Written request: Leave every picture out and write out the records below exactly.

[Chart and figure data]

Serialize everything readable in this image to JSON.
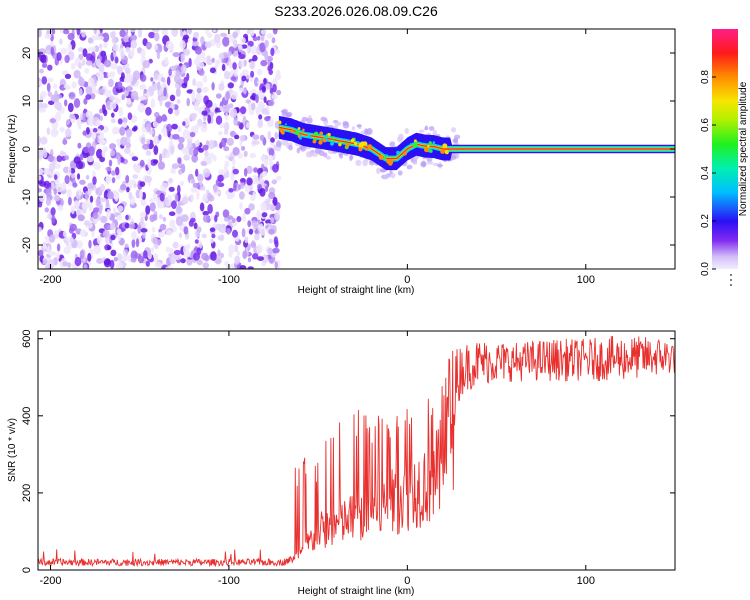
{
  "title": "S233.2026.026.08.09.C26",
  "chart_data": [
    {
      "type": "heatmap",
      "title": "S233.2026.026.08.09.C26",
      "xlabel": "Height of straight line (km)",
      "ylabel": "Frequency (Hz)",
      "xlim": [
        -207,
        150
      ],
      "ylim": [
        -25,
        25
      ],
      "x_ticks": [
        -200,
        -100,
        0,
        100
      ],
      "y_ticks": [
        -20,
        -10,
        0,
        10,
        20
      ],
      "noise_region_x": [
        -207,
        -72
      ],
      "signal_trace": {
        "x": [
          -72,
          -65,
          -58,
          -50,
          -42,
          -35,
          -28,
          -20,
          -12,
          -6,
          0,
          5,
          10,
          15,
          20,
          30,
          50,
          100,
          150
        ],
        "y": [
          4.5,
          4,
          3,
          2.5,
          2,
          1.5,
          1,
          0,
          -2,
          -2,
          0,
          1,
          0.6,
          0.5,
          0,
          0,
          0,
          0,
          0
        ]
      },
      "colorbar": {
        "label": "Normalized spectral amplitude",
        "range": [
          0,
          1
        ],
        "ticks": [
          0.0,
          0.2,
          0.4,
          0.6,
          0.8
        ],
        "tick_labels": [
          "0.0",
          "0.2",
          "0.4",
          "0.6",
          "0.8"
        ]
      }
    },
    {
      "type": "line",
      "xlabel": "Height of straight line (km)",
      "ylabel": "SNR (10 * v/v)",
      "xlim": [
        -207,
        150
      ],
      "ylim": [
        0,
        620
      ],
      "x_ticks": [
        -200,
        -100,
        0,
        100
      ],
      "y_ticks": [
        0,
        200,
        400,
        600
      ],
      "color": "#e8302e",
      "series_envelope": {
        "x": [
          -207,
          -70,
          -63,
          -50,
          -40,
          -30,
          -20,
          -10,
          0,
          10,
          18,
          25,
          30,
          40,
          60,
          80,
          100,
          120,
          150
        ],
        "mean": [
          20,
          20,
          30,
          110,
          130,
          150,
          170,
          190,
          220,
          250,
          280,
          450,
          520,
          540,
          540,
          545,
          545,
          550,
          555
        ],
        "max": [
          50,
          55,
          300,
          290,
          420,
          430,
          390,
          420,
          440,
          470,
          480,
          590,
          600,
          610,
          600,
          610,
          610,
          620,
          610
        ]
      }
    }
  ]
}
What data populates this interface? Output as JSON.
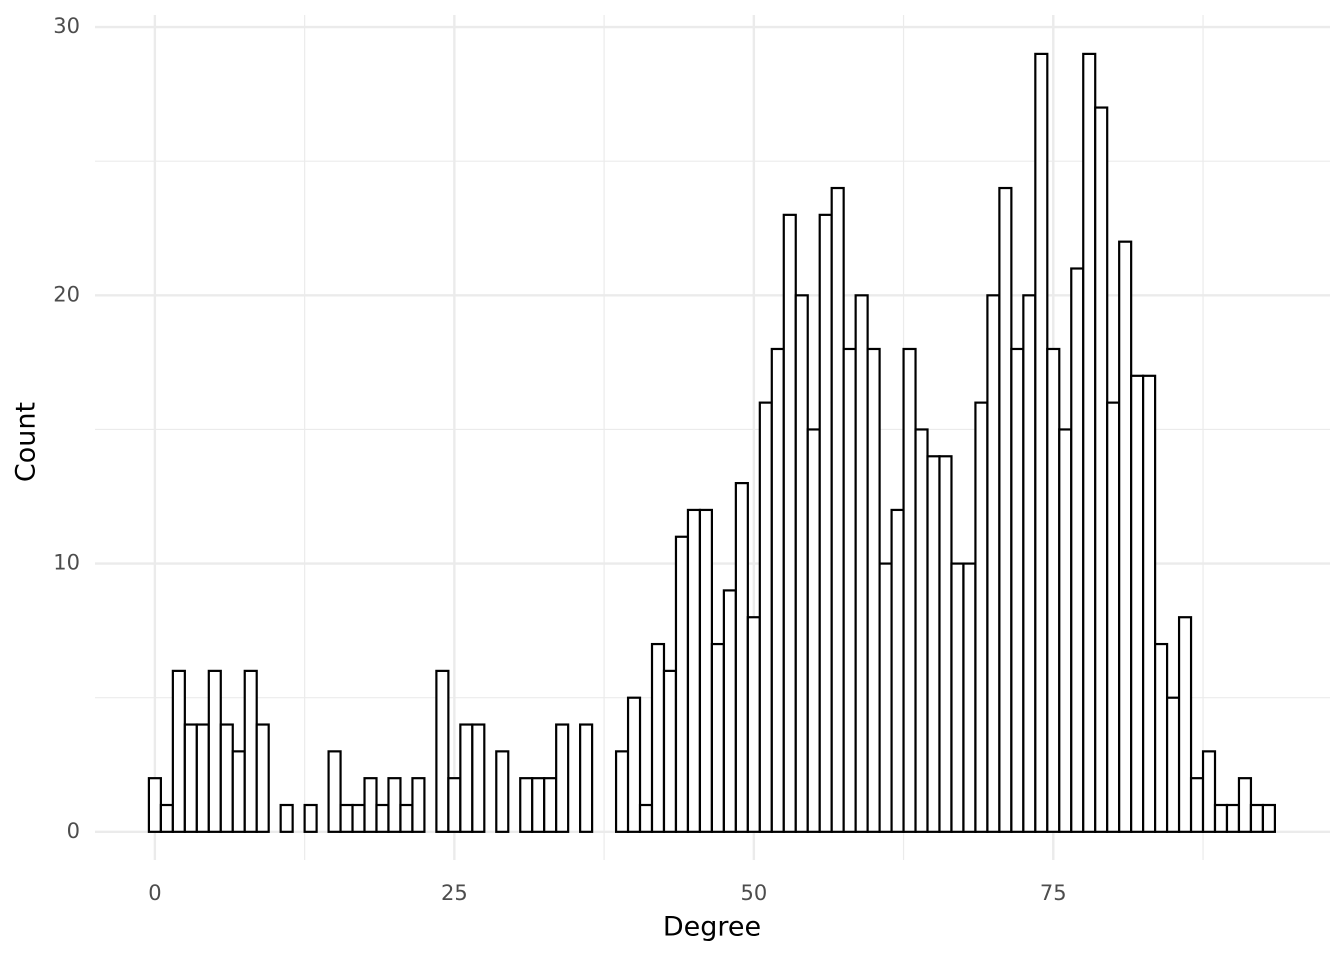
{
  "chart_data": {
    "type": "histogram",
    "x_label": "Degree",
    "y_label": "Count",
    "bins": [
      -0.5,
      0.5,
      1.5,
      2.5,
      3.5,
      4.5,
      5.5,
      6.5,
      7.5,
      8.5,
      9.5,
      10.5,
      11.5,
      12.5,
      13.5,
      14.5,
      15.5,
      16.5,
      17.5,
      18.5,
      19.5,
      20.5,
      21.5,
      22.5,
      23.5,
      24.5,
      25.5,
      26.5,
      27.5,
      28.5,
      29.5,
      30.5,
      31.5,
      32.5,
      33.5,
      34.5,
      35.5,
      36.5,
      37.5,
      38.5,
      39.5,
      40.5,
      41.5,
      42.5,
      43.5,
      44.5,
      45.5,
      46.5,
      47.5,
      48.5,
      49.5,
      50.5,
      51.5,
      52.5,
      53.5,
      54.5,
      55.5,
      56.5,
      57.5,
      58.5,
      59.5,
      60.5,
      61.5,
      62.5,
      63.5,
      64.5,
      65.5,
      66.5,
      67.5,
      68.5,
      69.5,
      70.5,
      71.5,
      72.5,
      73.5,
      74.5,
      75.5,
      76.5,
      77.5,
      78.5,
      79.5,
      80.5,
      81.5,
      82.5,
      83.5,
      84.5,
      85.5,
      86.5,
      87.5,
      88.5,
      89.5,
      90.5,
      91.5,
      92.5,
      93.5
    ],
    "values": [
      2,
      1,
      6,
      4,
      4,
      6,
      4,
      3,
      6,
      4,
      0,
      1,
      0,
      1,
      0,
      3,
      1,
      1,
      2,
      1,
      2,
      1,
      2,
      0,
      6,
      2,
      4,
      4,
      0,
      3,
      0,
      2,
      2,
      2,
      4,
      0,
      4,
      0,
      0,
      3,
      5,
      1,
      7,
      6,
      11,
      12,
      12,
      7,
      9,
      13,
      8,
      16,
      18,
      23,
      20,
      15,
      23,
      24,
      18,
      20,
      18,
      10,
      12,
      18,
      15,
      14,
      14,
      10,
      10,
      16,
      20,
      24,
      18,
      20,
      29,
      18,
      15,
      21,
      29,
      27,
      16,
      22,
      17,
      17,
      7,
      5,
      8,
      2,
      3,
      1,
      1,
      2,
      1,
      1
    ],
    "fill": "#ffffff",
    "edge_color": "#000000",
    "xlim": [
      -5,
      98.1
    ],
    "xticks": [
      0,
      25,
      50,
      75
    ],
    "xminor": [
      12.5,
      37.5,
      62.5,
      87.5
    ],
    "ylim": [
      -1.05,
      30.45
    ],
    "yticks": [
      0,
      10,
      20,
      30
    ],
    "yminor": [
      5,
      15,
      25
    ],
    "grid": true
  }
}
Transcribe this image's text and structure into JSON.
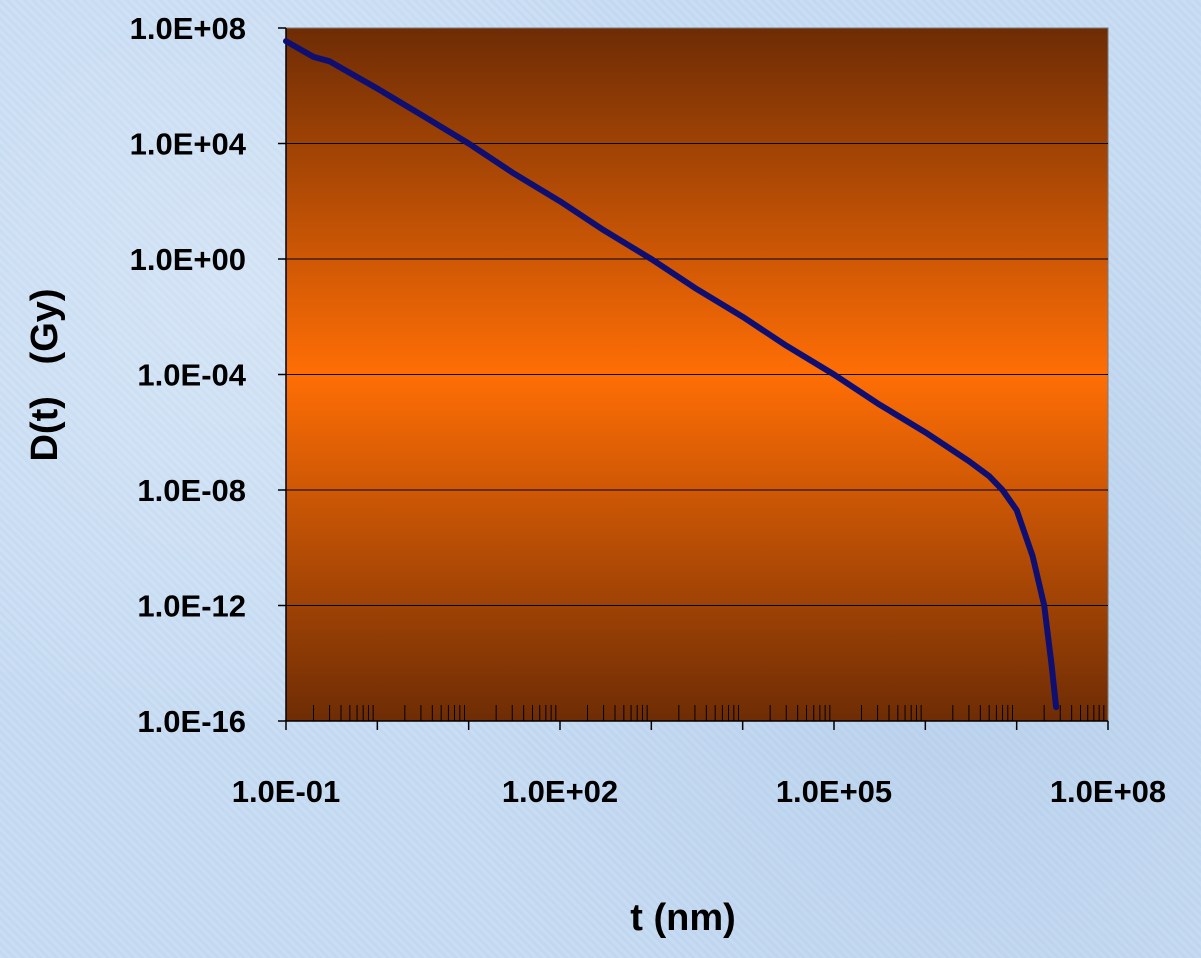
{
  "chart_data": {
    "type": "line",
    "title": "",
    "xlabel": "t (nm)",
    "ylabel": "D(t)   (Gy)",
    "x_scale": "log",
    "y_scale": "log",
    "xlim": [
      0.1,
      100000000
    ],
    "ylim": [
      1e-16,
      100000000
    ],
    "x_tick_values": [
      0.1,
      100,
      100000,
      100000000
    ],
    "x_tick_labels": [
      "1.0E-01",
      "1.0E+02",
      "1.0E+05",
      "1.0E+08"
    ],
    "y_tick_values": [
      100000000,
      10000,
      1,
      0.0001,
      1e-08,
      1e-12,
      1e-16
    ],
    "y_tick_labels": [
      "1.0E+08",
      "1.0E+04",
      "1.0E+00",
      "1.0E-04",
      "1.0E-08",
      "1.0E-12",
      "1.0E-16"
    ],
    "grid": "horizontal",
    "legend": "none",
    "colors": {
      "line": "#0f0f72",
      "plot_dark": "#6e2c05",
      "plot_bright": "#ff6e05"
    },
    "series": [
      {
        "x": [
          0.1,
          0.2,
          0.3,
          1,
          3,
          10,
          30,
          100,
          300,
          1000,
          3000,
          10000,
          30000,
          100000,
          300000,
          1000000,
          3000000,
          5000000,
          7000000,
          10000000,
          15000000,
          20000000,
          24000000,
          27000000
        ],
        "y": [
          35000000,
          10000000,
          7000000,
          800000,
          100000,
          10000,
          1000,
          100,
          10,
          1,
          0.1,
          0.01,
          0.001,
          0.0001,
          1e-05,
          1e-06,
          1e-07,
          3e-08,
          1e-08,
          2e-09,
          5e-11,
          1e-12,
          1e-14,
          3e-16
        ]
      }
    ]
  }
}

Answer to the task:
Serialize everything readable in this image to JSON.
{
  "title": "S233.2026.026.08.09.C26",
  "chart_data": [
    {
      "type": "heatmap",
      "title": "S233.2026.026.08.09.C26",
      "xlabel": "Height of straight line (km)",
      "ylabel": "Frequency (Hz)",
      "xlim": [
        -207,
        150
      ],
      "ylim": [
        -25,
        25
      ],
      "x_ticks": [
        -200,
        -100,
        0,
        100
      ],
      "y_ticks": [
        -20,
        -10,
        0,
        10,
        20
      ],
      "noise_region_x": [
        -207,
        -72
      ],
      "signal_trace": {
        "x": [
          -72,
          -65,
          -58,
          -50,
          -42,
          -35,
          -28,
          -20,
          -12,
          -6,
          0,
          5,
          10,
          15,
          20,
          30,
          50,
          100,
          150
        ],
        "y": [
          4.5,
          4,
          3,
          2.5,
          2,
          1.5,
          1,
          0,
          -2,
          -2,
          0,
          1,
          0.6,
          0.5,
          0,
          0,
          0,
          0,
          0
        ]
      },
      "colorbar": {
        "label": "Normalized spectral amplitude",
        "range": [
          0,
          1
        ],
        "ticks": [
          0.0,
          0.2,
          0.4,
          0.6,
          0.8
        ],
        "tick_labels": [
          "0.0",
          "0.2",
          "0.4",
          "0.6",
          "0.8"
        ]
      }
    },
    {
      "type": "line",
      "xlabel": "Height of straight line (km)",
      "ylabel": "SNR (10 * v/v)",
      "xlim": [
        -207,
        150
      ],
      "ylim": [
        0,
        620
      ],
      "x_ticks": [
        -200,
        -100,
        0,
        100
      ],
      "y_ticks": [
        0,
        200,
        400,
        600
      ],
      "color": "#e8302e",
      "series_envelope": {
        "x": [
          -207,
          -70,
          -63,
          -50,
          -40,
          -30,
          -20,
          -10,
          0,
          10,
          18,
          25,
          30,
          40,
          60,
          80,
          100,
          120,
          150
        ],
        "mean": [
          20,
          20,
          30,
          110,
          130,
          150,
          170,
          190,
          220,
          250,
          280,
          450,
          520,
          540,
          540,
          545,
          545,
          550,
          555
        ],
        "max": [
          50,
          55,
          300,
          290,
          420,
          430,
          390,
          420,
          440,
          470,
          480,
          590,
          600,
          610,
          600,
          610,
          610,
          620,
          610
        ]
      }
    }
  ]
}
What data populates this interface? Output as JSON.
{
  "chart_data": {
    "type": "histogram",
    "x_label": "Degree",
    "y_label": "Count",
    "bins": [
      -0.5,
      0.5,
      1.5,
      2.5,
      3.5,
      4.5,
      5.5,
      6.5,
      7.5,
      8.5,
      9.5,
      10.5,
      11.5,
      12.5,
      13.5,
      14.5,
      15.5,
      16.5,
      17.5,
      18.5,
      19.5,
      20.5,
      21.5,
      22.5,
      23.5,
      24.5,
      25.5,
      26.5,
      27.5,
      28.5,
      29.5,
      30.5,
      31.5,
      32.5,
      33.5,
      34.5,
      35.5,
      36.5,
      37.5,
      38.5,
      39.5,
      40.5,
      41.5,
      42.5,
      43.5,
      44.5,
      45.5,
      46.5,
      47.5,
      48.5,
      49.5,
      50.5,
      51.5,
      52.5,
      53.5,
      54.5,
      55.5,
      56.5,
      57.5,
      58.5,
      59.5,
      60.5,
      61.5,
      62.5,
      63.5,
      64.5,
      65.5,
      66.5,
      67.5,
      68.5,
      69.5,
      70.5,
      71.5,
      72.5,
      73.5,
      74.5,
      75.5,
      76.5,
      77.5,
      78.5,
      79.5,
      80.5,
      81.5,
      82.5,
      83.5,
      84.5,
      85.5,
      86.5,
      87.5,
      88.5,
      89.5,
      90.5,
      91.5,
      92.5,
      93.5
    ],
    "values": [
      2,
      1,
      6,
      4,
      4,
      6,
      4,
      3,
      6,
      4,
      0,
      1,
      0,
      1,
      0,
      3,
      1,
      1,
      2,
      1,
      2,
      1,
      2,
      0,
      6,
      2,
      4,
      4,
      0,
      3,
      0,
      2,
      2,
      2,
      4,
      0,
      4,
      0,
      0,
      3,
      5,
      1,
      7,
      6,
      11,
      12,
      12,
      7,
      9,
      13,
      8,
      16,
      18,
      23,
      20,
      15,
      23,
      24,
      18,
      20,
      18,
      10,
      12,
      18,
      15,
      14,
      14,
      10,
      10,
      16,
      20,
      24,
      18,
      20,
      29,
      18,
      15,
      21,
      29,
      27,
      16,
      22,
      17,
      17,
      7,
      5,
      8,
      2,
      3,
      1,
      1,
      2,
      1,
      1
    ],
    "fill": "#ffffff",
    "edge_color": "#000000",
    "xlim": [
      -5,
      98.1
    ],
    "xticks": [
      0,
      25,
      50,
      75
    ],
    "xminor": [
      12.5,
      37.5,
      62.5,
      87.5
    ],
    "ylim": [
      -1.05,
      30.45
    ],
    "yticks": [
      0,
      10,
      20,
      30
    ],
    "yminor": [
      5,
      15,
      25
    ],
    "grid": true
  }
}
Transcribe this image's text and structure into JSON.
{
  "chart_data": {
    "type": "line",
    "title": "",
    "xlabel": "t (nm)",
    "ylabel": "D(t)   (Gy)",
    "x_scale": "log",
    "y_scale": "log",
    "xlim": [
      0.1,
      100000000
    ],
    "ylim": [
      1e-16,
      100000000
    ],
    "x_tick_values": [
      0.1,
      100,
      100000,
      100000000
    ],
    "x_tick_labels": [
      "1.0E-01",
      "1.0E+02",
      "1.0E+05",
      "1.0E+08"
    ],
    "y_tick_values": [
      100000000,
      10000,
      1,
      0.0001,
      1e-08,
      1e-12,
      1e-16
    ],
    "y_tick_labels": [
      "1.0E+08",
      "1.0E+04",
      "1.0E+00",
      "1.0E-04",
      "1.0E-08",
      "1.0E-12",
      "1.0E-16"
    ],
    "grid": "horizontal",
    "legend": "none",
    "colors": {
      "line": "#0f0f72",
      "plot_dark": "#6e2c05",
      "plot_bright": "#ff6e05"
    },
    "series": [
      {
        "x": [
          0.1,
          0.2,
          0.3,
          1,
          3,
          10,
          30,
          100,
          300,
          1000,
          3000,
          10000,
          30000,
          100000,
          300000,
          1000000,
          3000000,
          5000000,
          7000000,
          10000000,
          15000000,
          20000000,
          24000000,
          27000000
        ],
        "y": [
          35000000,
          10000000,
          7000000,
          800000,
          100000,
          10000,
          1000,
          100,
          10,
          1,
          0.1,
          0.01,
          0.001,
          0.0001,
          1e-05,
          1e-06,
          1e-07,
          3e-08,
          1e-08,
          2e-09,
          5e-11,
          1e-12,
          1e-14,
          3e-16
        ]
      }
    ]
  }
}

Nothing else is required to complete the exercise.